**TASK DETAILS**
Transcribe all of the material below word for word and leave out its pictures.
— Start of DATA LISTING —
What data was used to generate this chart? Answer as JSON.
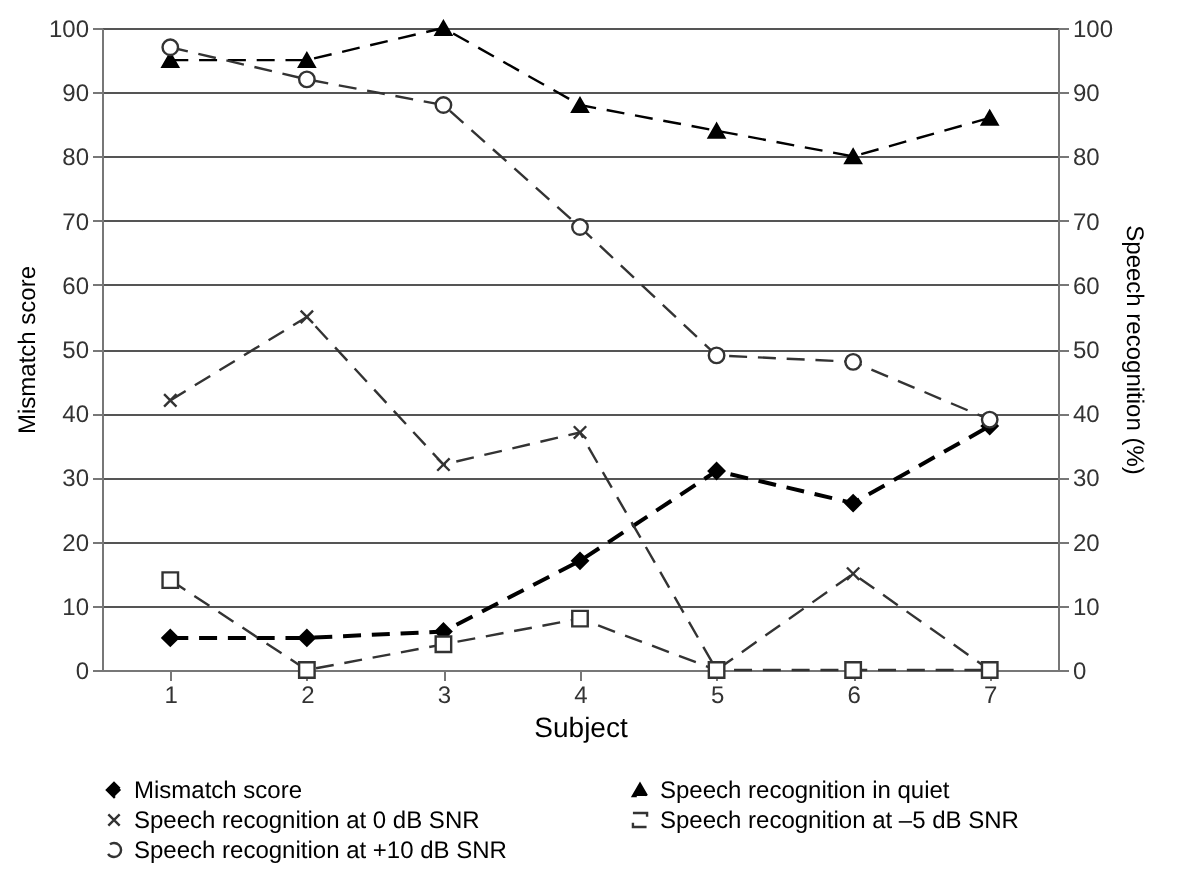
{
  "chart_data": {
    "type": "line",
    "xlabel": "Subject",
    "ylabel": "Mismatch score",
    "y2label": "Speech recognition (%)",
    "categories": [
      "1",
      "2",
      "3",
      "4",
      "5",
      "6",
      "7"
    ],
    "ylim": [
      0,
      100
    ],
    "yticks": [
      0,
      10,
      20,
      30,
      40,
      50,
      60,
      70,
      80,
      90,
      100
    ],
    "y2lim": [
      0,
      100
    ],
    "y2ticks": [
      0,
      10,
      20,
      30,
      40,
      50,
      60,
      70,
      80,
      90,
      100
    ],
    "grid": "y",
    "legend": "bottom",
    "series": [
      {
        "name": "Mismatch score",
        "color": "#000000",
        "marker": "diamond",
        "line_style": "dashed",
        "values": [
          5,
          5,
          6,
          17,
          31,
          26,
          38
        ]
      },
      {
        "name": "Speech recognition in quiet",
        "color": "#000000",
        "marker": "triangle",
        "line_style": "dashed",
        "axis": "y2",
        "values": [
          95,
          95,
          100,
          88,
          84,
          80,
          86
        ]
      },
      {
        "name": "Speech recognition at 0 dB SNR",
        "color": "#333333",
        "marker": "cross",
        "line_style": "dashed",
        "axis": "y2",
        "values": [
          42,
          55,
          32,
          37,
          0,
          15,
          0
        ]
      },
      {
        "name": "Speech recognition at –5 dB SNR",
        "color": "#333333",
        "marker": "square",
        "line_style": "dashed",
        "axis": "y2",
        "values": [
          14,
          0,
          4,
          8,
          0,
          0,
          0
        ]
      },
      {
        "name": "Speech recognition at +10 dB SNR",
        "color": "#333333",
        "marker": "circle",
        "line_style": "dashed",
        "axis": "y2",
        "values": [
          97,
          92,
          88,
          69,
          49,
          48,
          39
        ]
      }
    ]
  }
}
— End of DATA LISTING —
**WRITTEN SOLUTION**
What data was used to generate this chart? Answer as JSON.
{
  "chart_data": {
    "type": "line",
    "xlabel": "Subject",
    "ylabel": "Mismatch score",
    "y2label": "Speech recognition (%)",
    "categories": [
      "1",
      "2",
      "3",
      "4",
      "5",
      "6",
      "7"
    ],
    "ylim": [
      0,
      100
    ],
    "yticks": [
      0,
      10,
      20,
      30,
      40,
      50,
      60,
      70,
      80,
      90,
      100
    ],
    "y2lim": [
      0,
      100
    ],
    "y2ticks": [
      0,
      10,
      20,
      30,
      40,
      50,
      60,
      70,
      80,
      90,
      100
    ],
    "grid": "y",
    "legend": "bottom",
    "series": [
      {
        "name": "Mismatch score",
        "color": "#000000",
        "marker": "diamond",
        "line_style": "dashed",
        "values": [
          5,
          5,
          6,
          17,
          31,
          26,
          38
        ]
      },
      {
        "name": "Speech recognition in quiet",
        "color": "#000000",
        "marker": "triangle",
        "line_style": "dashed",
        "axis": "y2",
        "values": [
          95,
          95,
          100,
          88,
          84,
          80,
          86
        ]
      },
      {
        "name": "Speech recognition at 0 dB SNR",
        "color": "#333333",
        "marker": "cross",
        "line_style": "dashed",
        "axis": "y2",
        "values": [
          42,
          55,
          32,
          37,
          0,
          15,
          0
        ]
      },
      {
        "name": "Speech recognition at –5 dB SNR",
        "color": "#333333",
        "marker": "square",
        "line_style": "dashed",
        "axis": "y2",
        "values": [
          14,
          0,
          4,
          8,
          0,
          0,
          0
        ]
      },
      {
        "name": "Speech recognition at +10 dB SNR",
        "color": "#333333",
        "marker": "circle",
        "line_style": "dashed",
        "axis": "y2",
        "values": [
          97,
          92,
          88,
          69,
          49,
          48,
          39
        ]
      }
    ]
  }
}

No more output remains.